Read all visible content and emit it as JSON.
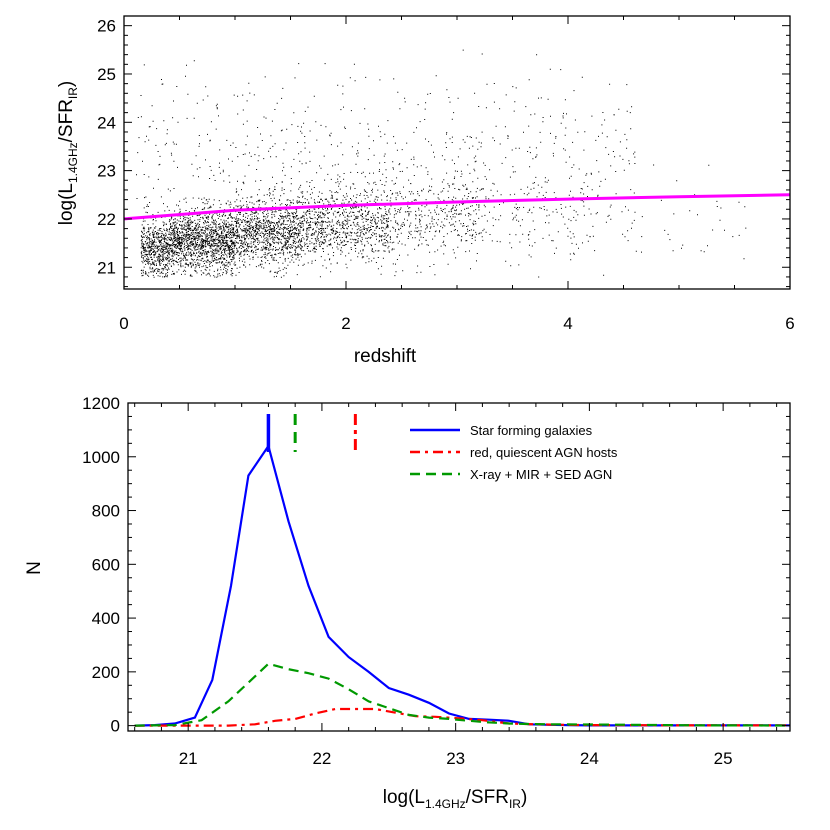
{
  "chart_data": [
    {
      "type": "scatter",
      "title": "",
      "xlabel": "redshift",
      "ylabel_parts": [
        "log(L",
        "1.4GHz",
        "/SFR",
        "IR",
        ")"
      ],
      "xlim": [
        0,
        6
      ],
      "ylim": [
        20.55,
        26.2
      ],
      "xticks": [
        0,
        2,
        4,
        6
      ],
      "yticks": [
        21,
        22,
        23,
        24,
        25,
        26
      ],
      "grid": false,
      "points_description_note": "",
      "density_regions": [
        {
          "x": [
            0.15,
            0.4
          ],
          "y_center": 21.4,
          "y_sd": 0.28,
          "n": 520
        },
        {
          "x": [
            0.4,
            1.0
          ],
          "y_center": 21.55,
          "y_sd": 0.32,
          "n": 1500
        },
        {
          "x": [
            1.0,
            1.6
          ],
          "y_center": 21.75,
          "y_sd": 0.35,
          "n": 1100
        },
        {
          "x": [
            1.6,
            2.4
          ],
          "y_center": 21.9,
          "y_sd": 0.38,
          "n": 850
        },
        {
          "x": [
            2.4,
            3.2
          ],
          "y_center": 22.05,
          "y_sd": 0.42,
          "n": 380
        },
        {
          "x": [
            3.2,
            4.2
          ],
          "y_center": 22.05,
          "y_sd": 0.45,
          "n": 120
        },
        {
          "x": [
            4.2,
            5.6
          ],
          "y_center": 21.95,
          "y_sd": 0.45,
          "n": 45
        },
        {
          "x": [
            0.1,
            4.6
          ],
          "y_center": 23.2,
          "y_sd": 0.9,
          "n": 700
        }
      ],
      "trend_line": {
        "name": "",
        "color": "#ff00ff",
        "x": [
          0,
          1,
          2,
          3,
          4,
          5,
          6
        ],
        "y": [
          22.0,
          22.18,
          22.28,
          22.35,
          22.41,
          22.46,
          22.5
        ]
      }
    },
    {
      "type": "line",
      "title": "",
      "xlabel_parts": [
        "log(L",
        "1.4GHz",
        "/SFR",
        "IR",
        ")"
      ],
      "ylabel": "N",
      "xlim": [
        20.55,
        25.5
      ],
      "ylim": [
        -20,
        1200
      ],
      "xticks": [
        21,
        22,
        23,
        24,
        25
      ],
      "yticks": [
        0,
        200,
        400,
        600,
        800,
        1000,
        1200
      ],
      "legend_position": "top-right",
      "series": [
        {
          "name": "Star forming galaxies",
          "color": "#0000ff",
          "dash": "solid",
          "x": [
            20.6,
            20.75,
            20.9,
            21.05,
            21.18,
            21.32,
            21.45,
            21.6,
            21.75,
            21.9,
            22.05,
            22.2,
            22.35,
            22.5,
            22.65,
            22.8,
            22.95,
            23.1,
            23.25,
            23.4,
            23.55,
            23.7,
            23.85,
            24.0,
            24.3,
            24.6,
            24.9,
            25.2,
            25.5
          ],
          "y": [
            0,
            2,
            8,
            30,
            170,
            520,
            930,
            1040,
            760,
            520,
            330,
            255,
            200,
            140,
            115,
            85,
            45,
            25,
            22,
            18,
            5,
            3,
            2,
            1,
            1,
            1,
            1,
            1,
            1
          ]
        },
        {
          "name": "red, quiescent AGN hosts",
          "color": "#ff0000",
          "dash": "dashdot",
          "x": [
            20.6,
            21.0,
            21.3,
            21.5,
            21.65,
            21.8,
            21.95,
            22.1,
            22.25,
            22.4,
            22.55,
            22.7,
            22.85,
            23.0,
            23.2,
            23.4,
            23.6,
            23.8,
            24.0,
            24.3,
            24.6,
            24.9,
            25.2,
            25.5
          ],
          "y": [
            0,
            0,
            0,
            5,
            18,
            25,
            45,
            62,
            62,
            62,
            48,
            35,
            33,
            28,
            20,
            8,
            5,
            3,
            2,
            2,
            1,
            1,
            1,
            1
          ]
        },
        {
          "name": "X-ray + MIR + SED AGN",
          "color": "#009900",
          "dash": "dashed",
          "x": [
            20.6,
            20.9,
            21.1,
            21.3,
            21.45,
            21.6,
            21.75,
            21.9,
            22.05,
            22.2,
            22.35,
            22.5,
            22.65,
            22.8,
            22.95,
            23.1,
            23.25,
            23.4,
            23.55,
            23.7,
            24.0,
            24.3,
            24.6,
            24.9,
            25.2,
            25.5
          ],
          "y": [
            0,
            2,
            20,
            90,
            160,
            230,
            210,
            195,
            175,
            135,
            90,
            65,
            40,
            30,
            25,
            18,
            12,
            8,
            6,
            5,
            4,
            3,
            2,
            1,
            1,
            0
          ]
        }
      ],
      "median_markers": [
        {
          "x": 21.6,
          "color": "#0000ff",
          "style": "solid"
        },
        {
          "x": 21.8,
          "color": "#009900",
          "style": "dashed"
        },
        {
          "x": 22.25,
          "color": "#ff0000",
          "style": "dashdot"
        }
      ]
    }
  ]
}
..........
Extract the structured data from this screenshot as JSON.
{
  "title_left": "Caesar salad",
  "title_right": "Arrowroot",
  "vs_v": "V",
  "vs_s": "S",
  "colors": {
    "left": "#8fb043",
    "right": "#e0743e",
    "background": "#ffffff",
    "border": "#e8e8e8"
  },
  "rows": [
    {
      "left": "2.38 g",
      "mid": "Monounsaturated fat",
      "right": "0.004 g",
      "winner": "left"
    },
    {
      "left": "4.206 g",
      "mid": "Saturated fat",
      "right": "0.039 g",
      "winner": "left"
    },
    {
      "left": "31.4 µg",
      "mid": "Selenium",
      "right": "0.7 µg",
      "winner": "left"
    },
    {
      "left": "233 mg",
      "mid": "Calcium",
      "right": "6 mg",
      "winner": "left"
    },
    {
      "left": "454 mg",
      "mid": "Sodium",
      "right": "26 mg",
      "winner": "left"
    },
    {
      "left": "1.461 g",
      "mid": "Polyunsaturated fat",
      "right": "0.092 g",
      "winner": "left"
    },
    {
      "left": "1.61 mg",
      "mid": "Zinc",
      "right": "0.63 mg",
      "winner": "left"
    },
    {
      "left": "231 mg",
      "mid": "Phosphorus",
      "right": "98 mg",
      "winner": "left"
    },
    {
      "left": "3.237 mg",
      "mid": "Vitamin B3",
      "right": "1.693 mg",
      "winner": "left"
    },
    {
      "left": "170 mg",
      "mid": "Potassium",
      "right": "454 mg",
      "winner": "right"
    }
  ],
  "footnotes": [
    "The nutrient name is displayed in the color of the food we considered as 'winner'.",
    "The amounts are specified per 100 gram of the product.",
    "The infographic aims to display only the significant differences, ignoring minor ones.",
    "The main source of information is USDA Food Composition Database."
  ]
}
..........
What to do
Which lines hold the word "name"? Show each one.

Result
        "name": "",
          "name": "Star forming galaxies",
          "name": "red, quiescent AGN hosts",
          "name": "X-ray + MIR + SED AGN",
    "The nutrient name is displayed in the color of the food we considered as 'winner'.",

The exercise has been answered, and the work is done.